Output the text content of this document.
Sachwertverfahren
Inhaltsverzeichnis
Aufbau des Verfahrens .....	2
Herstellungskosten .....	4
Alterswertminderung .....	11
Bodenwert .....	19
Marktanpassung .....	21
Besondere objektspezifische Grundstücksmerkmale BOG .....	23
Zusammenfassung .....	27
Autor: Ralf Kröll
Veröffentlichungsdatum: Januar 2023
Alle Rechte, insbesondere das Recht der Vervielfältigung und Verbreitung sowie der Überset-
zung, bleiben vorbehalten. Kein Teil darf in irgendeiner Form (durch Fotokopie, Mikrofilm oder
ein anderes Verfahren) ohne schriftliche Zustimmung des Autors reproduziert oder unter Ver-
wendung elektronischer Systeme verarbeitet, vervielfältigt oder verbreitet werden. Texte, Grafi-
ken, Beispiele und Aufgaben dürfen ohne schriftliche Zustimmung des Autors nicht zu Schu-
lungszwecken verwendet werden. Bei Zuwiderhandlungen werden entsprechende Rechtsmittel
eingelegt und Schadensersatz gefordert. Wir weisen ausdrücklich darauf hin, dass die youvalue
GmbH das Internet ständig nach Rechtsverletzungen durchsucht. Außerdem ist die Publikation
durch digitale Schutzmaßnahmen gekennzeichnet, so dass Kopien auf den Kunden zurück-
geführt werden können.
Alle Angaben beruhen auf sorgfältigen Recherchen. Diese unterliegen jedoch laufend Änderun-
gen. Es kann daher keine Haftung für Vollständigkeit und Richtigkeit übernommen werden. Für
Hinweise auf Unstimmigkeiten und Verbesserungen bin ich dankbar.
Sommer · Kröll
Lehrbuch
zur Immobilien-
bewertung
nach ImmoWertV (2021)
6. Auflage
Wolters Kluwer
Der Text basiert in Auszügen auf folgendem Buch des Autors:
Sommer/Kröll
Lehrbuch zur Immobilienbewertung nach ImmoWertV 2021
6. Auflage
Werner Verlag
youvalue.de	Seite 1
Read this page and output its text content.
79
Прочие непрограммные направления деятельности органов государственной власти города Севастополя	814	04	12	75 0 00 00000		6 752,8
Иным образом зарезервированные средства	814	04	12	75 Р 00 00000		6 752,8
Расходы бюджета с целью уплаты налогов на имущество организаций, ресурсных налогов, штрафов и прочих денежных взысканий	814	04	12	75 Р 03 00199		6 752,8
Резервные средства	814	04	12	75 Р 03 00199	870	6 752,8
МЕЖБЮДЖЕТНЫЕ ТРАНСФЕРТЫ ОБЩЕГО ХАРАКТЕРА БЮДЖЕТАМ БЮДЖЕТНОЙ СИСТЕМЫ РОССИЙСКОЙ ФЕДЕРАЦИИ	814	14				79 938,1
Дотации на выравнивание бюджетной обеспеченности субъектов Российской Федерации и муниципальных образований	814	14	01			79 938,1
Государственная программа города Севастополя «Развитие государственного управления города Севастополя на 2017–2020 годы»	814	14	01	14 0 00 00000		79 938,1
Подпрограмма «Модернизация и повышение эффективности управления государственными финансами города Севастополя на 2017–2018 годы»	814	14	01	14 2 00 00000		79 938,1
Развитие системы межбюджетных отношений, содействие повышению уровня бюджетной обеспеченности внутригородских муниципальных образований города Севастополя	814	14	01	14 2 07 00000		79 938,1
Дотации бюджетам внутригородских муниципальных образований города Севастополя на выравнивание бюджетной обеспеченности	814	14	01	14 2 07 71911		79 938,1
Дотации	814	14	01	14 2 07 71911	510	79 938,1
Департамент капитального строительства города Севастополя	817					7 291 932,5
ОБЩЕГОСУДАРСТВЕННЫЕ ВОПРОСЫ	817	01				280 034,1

### Set exercise
Give the number of lines in the entries that hold the word "Autors", and nothing else.

### Result of this task
3